» STATED PROBLEM: Every entry below must appear again, exactly as written.

» THE DATA:
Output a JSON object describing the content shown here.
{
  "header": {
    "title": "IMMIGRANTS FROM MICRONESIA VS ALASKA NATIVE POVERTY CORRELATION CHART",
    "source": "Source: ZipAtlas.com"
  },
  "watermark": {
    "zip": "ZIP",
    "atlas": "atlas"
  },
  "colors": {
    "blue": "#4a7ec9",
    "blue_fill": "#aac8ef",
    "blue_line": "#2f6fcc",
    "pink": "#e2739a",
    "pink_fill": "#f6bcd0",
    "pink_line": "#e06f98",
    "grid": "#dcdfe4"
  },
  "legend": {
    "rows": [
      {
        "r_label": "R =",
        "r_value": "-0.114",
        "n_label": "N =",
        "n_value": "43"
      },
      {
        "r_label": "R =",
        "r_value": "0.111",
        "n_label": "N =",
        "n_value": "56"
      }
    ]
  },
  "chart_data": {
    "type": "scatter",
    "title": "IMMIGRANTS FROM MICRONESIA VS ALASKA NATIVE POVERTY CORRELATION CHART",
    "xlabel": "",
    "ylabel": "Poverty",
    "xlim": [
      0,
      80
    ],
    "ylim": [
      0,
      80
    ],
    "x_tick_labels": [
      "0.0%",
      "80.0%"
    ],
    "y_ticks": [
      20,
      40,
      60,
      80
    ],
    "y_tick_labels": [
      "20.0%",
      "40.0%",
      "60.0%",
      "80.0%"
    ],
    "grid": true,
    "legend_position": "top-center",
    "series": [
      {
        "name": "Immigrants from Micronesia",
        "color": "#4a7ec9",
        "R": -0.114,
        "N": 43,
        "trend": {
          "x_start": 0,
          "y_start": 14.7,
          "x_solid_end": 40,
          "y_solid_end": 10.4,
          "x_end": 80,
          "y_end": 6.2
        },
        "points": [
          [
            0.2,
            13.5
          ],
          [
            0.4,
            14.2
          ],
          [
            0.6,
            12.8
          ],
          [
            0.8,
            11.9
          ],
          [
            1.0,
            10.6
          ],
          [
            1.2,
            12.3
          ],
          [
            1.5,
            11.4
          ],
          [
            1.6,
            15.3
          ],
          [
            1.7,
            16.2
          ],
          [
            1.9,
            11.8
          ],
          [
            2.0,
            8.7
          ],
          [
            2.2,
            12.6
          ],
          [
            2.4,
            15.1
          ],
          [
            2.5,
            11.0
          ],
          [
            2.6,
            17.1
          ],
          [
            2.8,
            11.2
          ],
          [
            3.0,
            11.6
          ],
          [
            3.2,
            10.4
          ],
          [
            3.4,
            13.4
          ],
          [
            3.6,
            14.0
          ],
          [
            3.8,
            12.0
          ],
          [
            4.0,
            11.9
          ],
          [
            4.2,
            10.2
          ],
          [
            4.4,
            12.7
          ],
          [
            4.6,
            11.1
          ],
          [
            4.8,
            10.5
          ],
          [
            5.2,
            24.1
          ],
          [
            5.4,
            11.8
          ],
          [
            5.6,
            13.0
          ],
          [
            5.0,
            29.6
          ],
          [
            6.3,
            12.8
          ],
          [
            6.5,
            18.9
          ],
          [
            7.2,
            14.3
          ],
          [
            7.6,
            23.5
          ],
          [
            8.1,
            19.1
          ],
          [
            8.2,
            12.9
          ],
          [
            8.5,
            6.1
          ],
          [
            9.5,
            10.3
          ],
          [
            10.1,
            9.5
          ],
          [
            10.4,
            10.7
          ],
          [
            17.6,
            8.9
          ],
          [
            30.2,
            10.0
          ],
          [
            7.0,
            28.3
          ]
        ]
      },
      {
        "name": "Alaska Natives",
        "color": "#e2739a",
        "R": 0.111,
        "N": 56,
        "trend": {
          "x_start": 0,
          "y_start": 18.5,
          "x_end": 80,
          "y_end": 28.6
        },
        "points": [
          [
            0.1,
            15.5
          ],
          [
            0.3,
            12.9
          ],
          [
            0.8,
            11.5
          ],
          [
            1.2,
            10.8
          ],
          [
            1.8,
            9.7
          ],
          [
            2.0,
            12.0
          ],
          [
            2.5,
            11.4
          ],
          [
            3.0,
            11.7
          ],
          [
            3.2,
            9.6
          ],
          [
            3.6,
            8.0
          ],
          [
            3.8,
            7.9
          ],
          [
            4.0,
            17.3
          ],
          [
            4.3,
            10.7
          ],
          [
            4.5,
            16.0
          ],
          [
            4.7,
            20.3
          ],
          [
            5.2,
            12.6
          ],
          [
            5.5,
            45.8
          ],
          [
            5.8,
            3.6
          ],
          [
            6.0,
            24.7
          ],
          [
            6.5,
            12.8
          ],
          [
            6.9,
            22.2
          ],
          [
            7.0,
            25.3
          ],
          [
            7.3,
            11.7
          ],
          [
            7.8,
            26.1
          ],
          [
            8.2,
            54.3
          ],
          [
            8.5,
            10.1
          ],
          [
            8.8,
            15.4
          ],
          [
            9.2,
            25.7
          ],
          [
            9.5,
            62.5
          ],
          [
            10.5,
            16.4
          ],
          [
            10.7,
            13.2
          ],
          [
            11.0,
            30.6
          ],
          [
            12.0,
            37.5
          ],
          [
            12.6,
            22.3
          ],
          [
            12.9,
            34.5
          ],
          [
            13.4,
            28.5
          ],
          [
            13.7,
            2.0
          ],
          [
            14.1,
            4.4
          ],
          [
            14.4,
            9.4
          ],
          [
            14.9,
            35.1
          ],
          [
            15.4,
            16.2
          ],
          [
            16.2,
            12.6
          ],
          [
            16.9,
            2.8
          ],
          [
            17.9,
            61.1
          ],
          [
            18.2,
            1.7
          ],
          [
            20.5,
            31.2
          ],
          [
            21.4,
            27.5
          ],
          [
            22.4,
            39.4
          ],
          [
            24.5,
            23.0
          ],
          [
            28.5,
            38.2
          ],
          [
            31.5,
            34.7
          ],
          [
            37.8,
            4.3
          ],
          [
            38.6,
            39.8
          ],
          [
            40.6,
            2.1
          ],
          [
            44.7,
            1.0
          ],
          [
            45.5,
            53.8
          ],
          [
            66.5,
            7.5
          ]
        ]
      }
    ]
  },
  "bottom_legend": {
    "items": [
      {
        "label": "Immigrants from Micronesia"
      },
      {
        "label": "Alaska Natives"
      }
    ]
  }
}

» FULL OUTPUT:
Output a JSON object describing the content shown here.
{
  "header": {
    "title": "IMMIGRANTS FROM MICRONESIA VS ALASKA NATIVE POVERTY CORRELATION CHART",
    "source": "Source: ZipAtlas.com"
  },
  "watermark": {
    "zip": "ZIP",
    "atlas": "atlas"
  },
  "colors": {
    "blue": "#4a7ec9",
    "blue_fill": "#aac8ef",
    "blue_line": "#2f6fcc",
    "pink": "#e2739a",
    "pink_fill": "#f6bcd0",
    "pink_line": "#e06f98",
    "grid": "#dcdfe4"
  },
  "legend": {
    "rows": [
      {
        "r_label": "R =",
        "r_value": "-0.114",
        "n_label": "N =",
        "n_value": "43"
      },
      {
        "r_label": "R =",
        "r_value": "0.111",
        "n_label": "N =",
        "n_value": "56"
      }
    ]
  },
  "chart_data": {
    "type": "scatter",
    "title": "IMMIGRANTS FROM MICRONESIA VS ALASKA NATIVE POVERTY CORRELATION CHART",
    "xlabel": "",
    "ylabel": "Poverty",
    "xlim": [
      0,
      80
    ],
    "ylim": [
      0,
      80
    ],
    "x_tick_labels": [
      "0.0%",
      "80.0%"
    ],
    "y_ticks": [
      20,
      40,
      60,
      80
    ],
    "y_tick_labels": [
      "20.0%",
      "40.0%",
      "60.0%",
      "80.0%"
    ],
    "grid": true,
    "legend_position": "top-center",
    "series": [
      {
        "name": "Immigrants from Micronesia",
        "color": "#4a7ec9",
        "R": -0.114,
        "N": 43,
        "trend": {
          "x_start": 0,
          "y_start": 14.7,
          "x_solid_end": 40,
          "y_solid_end": 10.4,
          "x_end": 80,
          "y_end": 6.2
        },
        "points": [
          [
            0.2,
            13.5
          ],
          [
            0.4,
            14.2
          ],
          [
            0.6,
            12.8
          ],
          [
            0.8,
            11.9
          ],
          [
            1.0,
            10.6
          ],
          [
            1.2,
            12.3
          ],
          [
            1.5,
            11.4
          ],
          [
            1.6,
            15.3
          ],
          [
            1.7,
            16.2
          ],
          [
            1.9,
            11.8
          ],
          [
            2.0,
            8.7
          ],
          [
            2.2,
            12.6
          ],
          [
            2.4,
            15.1
          ],
          [
            2.5,
            11.0
          ],
          [
            2.6,
            17.1
          ],
          [
            2.8,
            11.2
          ],
          [
            3.0,
            11.6
          ],
          [
            3.2,
            10.4
          ],
          [
            3.4,
            13.4
          ],
          [
            3.6,
            14.0
          ],
          [
            3.8,
            12.0
          ],
          [
            4.0,
            11.9
          ],
          [
            4.2,
            10.2
          ],
          [
            4.4,
            12.7
          ],
          [
            4.6,
            11.1
          ],
          [
            4.8,
            10.5
          ],
          [
            5.2,
            24.1
          ],
          [
            5.4,
            11.8
          ],
          [
            5.6,
            13.0
          ],
          [
            5.0,
            29.6
          ],
          [
            6.3,
            12.8
          ],
          [
            6.5,
            18.9
          ],
          [
            7.2,
            14.3
          ],
          [
            7.6,
            23.5
          ],
          [
            8.1,
            19.1
          ],
          [
            8.2,
            12.9
          ],
          [
            8.5,
            6.1
          ],
          [
            9.5,
            10.3
          ],
          [
            10.1,
            9.5
          ],
          [
            10.4,
            10.7
          ],
          [
            17.6,
            8.9
          ],
          [
            30.2,
            10.0
          ],
          [
            7.0,
            28.3
          ]
        ]
      },
      {
        "name": "Alaska Natives",
        "color": "#e2739a",
        "R": 0.111,
        "N": 56,
        "trend": {
          "x_start": 0,
          "y_start": 18.5,
          "x_end": 80,
          "y_end": 28.6
        },
        "points": [
          [
            0.1,
            15.5
          ],
          [
            0.3,
            12.9
          ],
          [
            0.8,
            11.5
          ],
          [
            1.2,
            10.8
          ],
          [
            1.8,
            9.7
          ],
          [
            2.0,
            12.0
          ],
          [
            2.5,
            11.4
          ],
          [
            3.0,
            11.7
          ],
          [
            3.2,
            9.6
          ],
          [
            3.6,
            8.0
          ],
          [
            3.8,
            7.9
          ],
          [
            4.0,
            17.3
          ],
          [
            4.3,
            10.7
          ],
          [
            4.5,
            16.0
          ],
          [
            4.7,
            20.3
          ],
          [
            5.2,
            12.6
          ],
          [
            5.5,
            45.8
          ],
          [
            5.8,
            3.6
          ],
          [
            6.0,
            24.7
          ],
          [
            6.5,
            12.8
          ],
          [
            6.9,
            22.2
          ],
          [
            7.0,
            25.3
          ],
          [
            7.3,
            11.7
          ],
          [
            7.8,
            26.1
          ],
          [
            8.2,
            54.3
          ],
          [
            8.5,
            10.1
          ],
          [
            8.8,
            15.4
          ],
          [
            9.2,
            25.7
          ],
          [
            9.5,
            62.5
          ],
          [
            10.5,
            16.4
          ],
          [
            10.7,
            13.2
          ],
          [
            11.0,
            30.6
          ],
          [
            12.0,
            37.5
          ],
          [
            12.6,
            22.3
          ],
          [
            12.9,
            34.5
          ],
          [
            13.4,
            28.5
          ],
          [
            13.7,
            2.0
          ],
          [
            14.1,
            4.4
          ],
          [
            14.4,
            9.4
          ],
          [
            14.9,
            35.1
          ],
          [
            15.4,
            16.2
          ],
          [
            16.2,
            12.6
          ],
          [
            16.9,
            2.8
          ],
          [
            17.9,
            61.1
          ],
          [
            18.2,
            1.7
          ],
          [
            20.5,
            31.2
          ],
          [
            21.4,
            27.5
          ],
          [
            22.4,
            39.4
          ],
          [
            24.5,
            23.0
          ],
          [
            28.5,
            38.2
          ],
          [
            31.5,
            34.7
          ],
          [
            37.8,
            4.3
          ],
          [
            38.6,
            39.8
          ],
          [
            40.6,
            2.1
          ],
          [
            44.7,
            1.0
          ],
          [
            45.5,
            53.8
          ],
          [
            66.5,
            7.5
          ]
        ]
      }
    ]
  },
  "bottom_legend": {
    "items": [
      {
        "label": "Immigrants from Micronesia"
      },
      {
        "label": "Alaska Natives"
      }
    ]
  }
}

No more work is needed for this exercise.